| REQUEST |
Skip the pictures and quote all of the lines exactly.

------ RECORDS FOR THIS TASK ------

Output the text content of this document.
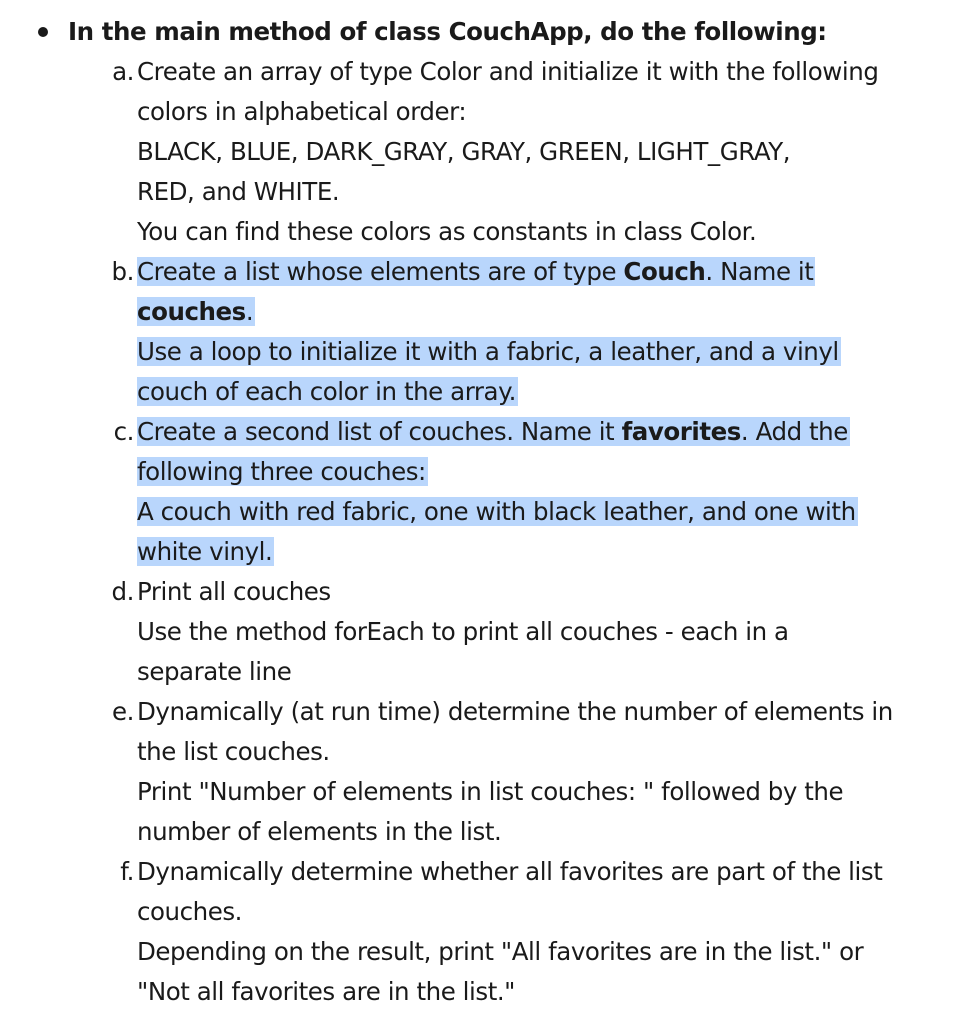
In the main method of class CouchApp, do the following:
a. Create an array of type Color and initialize it with the following
colors in alphabetical order:
BLACK, BLUE, DARK_GRAY, GRAY, GREEN, LIGHT_GRAY,
RED, and WHITE.
You can find these colors as constants in class Color.
b. Create a list whose elements are of type Couch. Name it
couches.
Use a loop to initialize it with a fabric, a leather, and a vinyl
couch of each color in the array.
c. Create a second list of couches. Name it favorites. Add the
following three couches:
A couch with red fabric, one with black leather, and one with
white vinyl.
d. Print all couches
Use the method forEach to print all couches - each in a
separate line
e. Dynamically (at run time) determine the number of elements in
the list couches.
Print "Number of elements in list couches: " followed by the
number of elements in the list.
f. Dynamically determine whether all favorites are part of the list
couches.
Depending on the result, print "All favorites are in the list." or
"Not all favorites are in the list."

------

| SOLUTION FOR THIS EXERCISE |
Output the text content of this document.
In the main method of class CouchApp, do the following:
a. Create an array of type Color and initialize it with the following
colors in alphabetical order:
BLACK, BLUE, DARK_GRAY, GRAY, GREEN, LIGHT_GRAY,
RED, and WHITE.
You can find these colors as constants in class Color.
b. Create a list whose elements are of type Couch. Name it
couches.
Use a loop to initialize it with a fabric, a leather, and a vinyl
couch of each color in the array.
c. Create a second list of couches. Name it favorites. Add the
following three couches:
A couch with red fabric, one with black leather, and one with
white vinyl.
d. Print all couches
Use the method forEach to print all couches - each in a
separate line
e. Dynamically (at run time) determine the number of elements in
the list couches.
Print "Number of elements in list couches: " followed by the
number of elements in the list.
f. Dynamically determine whether all favorites are part of the list
couches.
Depending on the result, print "All favorites are in the list." or
"Not all favorites are in the list."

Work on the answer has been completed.